SET EXERCISE: Wherever "MAXimum" appears in a line, list that line.
** Start DATA FOR THIS EXERCISE **
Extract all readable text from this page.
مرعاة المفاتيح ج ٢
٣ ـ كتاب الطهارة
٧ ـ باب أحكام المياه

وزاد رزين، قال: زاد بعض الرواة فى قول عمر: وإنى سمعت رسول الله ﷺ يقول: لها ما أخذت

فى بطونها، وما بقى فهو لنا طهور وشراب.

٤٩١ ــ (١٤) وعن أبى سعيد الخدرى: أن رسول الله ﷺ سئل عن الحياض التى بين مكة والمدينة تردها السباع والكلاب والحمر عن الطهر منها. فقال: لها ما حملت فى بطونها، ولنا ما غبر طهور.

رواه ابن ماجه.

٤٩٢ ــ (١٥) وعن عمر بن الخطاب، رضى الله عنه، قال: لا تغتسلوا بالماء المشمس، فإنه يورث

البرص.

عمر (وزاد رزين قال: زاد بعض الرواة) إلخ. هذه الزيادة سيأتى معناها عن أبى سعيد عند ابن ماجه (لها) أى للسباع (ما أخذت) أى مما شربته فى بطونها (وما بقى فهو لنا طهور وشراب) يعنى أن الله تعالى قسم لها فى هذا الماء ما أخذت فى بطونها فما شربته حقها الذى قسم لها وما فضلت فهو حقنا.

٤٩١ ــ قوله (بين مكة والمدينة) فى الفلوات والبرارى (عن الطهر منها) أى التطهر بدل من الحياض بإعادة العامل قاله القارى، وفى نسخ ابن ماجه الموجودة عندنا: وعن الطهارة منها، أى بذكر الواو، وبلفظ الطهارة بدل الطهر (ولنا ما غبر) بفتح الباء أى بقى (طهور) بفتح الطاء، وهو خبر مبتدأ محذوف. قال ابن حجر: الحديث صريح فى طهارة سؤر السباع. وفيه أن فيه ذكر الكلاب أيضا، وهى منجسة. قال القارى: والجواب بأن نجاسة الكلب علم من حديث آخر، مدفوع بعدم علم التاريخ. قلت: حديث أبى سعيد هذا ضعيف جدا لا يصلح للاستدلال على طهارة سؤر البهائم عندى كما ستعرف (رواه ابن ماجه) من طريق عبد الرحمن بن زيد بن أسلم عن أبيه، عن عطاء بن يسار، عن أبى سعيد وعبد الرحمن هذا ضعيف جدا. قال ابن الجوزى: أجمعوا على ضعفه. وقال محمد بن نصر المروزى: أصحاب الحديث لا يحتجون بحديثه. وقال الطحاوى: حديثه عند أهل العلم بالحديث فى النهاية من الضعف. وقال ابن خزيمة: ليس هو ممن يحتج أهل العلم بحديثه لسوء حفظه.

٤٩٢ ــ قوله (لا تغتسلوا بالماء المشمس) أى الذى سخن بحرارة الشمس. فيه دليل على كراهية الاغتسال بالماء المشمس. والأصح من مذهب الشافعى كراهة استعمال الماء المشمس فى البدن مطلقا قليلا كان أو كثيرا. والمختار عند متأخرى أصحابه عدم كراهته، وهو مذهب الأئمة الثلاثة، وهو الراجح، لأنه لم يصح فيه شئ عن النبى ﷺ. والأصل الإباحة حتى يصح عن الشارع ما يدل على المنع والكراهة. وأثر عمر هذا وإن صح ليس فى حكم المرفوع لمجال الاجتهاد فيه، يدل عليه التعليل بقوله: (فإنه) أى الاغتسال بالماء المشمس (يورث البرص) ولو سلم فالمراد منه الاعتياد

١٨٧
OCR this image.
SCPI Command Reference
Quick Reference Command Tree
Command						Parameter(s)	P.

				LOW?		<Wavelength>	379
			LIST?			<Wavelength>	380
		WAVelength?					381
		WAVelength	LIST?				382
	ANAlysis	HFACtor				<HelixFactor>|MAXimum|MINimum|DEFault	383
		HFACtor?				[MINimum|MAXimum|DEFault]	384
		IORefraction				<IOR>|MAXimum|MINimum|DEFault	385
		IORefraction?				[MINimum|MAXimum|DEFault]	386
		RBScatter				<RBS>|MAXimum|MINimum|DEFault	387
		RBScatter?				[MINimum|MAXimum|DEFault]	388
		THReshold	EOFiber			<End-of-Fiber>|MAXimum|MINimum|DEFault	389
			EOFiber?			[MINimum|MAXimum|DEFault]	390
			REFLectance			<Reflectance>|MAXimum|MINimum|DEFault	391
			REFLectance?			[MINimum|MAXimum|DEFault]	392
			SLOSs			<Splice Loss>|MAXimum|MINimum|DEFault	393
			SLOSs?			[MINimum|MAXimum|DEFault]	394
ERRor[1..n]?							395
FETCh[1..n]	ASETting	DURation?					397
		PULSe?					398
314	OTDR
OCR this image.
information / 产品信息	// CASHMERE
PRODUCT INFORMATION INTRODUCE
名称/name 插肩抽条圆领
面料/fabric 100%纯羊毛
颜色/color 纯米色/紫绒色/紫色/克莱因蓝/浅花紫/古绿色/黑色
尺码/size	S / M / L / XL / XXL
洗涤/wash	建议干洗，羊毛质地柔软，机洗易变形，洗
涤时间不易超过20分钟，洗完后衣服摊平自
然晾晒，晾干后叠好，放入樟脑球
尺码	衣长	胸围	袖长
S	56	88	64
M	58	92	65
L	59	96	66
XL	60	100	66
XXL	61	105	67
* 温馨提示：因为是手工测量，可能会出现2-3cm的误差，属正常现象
** End DATA FOR THIS EXERCISE **
RESULT OF THE EXERCISE:
	ANAlysis	HFACtor				<HelixFactor>|MAXimum|MINimum|DEFault	383
		HFACtor?				[MINimum|MAXimum|DEFault]	384
		IORefraction				<IOR>|MAXimum|MINimum|DEFault	385
		IORefraction?				[MINimum|MAXimum|DEFault]	386
		RBScatter				<RBS>|MAXimum|MINimum|DEFault	387
		RBScatter?				[MINimum|MAXimum|DEFault]	388
		THReshold	EOFiber			<End-of-Fiber>|MAXimum|MINimum|DEFault	389
			EOFiber?			[MINimum|MAXimum|DEFault]	390
			REFLectance			<Reflectance>|MAXimum|MINimum|DEFault	391
			REFLectance?			[MINimum|MAXimum|DEFault]	392
			SLOSs			<Splice Loss>|MAXimum|MINimum|DEFault	393
			SLOSs?			[MINimum|MAXimum|DEFault]	394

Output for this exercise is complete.